■ **AIM OF THE TASK**: Can you reproduce the records from their start through the line with "message-label: Message: [334, 742, 393, 758]", substituting "interface element" for "UI component" and leaving everything else unchanged?

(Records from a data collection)
────────────────────

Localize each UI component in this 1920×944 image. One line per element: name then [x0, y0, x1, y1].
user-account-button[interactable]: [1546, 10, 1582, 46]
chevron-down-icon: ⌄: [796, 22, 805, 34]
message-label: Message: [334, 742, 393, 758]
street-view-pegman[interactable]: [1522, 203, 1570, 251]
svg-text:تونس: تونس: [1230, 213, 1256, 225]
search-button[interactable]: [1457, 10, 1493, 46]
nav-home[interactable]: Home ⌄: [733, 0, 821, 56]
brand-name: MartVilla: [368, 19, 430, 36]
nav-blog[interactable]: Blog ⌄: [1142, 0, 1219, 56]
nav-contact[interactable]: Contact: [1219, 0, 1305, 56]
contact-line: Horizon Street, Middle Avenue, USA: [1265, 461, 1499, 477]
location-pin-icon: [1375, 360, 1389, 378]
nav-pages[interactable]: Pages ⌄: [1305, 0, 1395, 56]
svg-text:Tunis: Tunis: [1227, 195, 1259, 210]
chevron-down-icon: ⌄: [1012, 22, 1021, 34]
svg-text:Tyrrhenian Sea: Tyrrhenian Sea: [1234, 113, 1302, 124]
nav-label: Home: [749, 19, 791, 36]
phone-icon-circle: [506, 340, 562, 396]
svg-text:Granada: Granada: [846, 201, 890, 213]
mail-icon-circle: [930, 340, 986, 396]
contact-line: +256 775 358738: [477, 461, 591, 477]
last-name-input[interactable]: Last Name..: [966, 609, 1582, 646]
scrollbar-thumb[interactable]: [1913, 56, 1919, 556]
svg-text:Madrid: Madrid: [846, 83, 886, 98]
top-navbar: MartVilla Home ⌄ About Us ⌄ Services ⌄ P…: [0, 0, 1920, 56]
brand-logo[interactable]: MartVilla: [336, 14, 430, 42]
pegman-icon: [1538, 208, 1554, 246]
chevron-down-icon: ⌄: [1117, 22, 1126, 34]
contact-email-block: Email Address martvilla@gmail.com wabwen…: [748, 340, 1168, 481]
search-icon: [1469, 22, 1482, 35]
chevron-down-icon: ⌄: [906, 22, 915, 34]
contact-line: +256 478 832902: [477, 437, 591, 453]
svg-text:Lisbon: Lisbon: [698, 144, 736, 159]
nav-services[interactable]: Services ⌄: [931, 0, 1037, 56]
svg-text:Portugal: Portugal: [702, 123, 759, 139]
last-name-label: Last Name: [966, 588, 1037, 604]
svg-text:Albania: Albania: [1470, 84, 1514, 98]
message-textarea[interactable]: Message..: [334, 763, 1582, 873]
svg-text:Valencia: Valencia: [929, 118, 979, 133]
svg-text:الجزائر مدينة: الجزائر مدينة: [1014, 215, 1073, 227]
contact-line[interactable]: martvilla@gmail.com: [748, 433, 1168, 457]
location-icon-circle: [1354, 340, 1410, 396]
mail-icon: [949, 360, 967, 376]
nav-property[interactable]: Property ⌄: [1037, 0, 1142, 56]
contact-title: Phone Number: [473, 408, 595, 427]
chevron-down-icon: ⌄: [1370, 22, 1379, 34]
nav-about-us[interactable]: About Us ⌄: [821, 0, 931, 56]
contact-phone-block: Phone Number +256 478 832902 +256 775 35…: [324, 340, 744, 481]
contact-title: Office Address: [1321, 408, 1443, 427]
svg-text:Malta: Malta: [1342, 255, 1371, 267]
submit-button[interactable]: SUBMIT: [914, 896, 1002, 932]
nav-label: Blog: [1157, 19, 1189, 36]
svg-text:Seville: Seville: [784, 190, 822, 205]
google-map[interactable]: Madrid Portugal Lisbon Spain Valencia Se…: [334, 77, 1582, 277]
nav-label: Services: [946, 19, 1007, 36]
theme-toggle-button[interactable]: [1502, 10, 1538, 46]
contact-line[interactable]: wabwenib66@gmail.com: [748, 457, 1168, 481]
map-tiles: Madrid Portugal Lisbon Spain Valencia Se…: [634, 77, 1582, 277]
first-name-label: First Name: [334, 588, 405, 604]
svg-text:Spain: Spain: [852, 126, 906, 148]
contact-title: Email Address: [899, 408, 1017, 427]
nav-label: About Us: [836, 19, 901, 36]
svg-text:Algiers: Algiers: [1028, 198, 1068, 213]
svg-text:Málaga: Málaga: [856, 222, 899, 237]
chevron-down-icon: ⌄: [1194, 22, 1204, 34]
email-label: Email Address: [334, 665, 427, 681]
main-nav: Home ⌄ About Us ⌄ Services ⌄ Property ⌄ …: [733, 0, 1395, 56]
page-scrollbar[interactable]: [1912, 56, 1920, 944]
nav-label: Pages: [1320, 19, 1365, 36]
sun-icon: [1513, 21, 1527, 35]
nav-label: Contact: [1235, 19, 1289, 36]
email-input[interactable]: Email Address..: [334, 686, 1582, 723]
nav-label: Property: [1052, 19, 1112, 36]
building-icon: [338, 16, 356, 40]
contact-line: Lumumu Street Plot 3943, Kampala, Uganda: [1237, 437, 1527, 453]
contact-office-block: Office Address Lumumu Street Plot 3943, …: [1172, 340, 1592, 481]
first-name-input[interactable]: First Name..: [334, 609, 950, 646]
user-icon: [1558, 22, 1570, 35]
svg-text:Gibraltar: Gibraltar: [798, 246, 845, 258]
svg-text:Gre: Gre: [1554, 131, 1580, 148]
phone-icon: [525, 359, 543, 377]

────────────────────

■ **OUTPUT OF THE TASK**:
Localize each interface element in this 1920×944 image. One line per element: name then [x0, y0, x1, y1].
user-account-button[interactable]: [1546, 10, 1582, 46]
chevron-down-icon: ⌄: [796, 22, 805, 34]
message-label: Message: [334, 742, 393, 758]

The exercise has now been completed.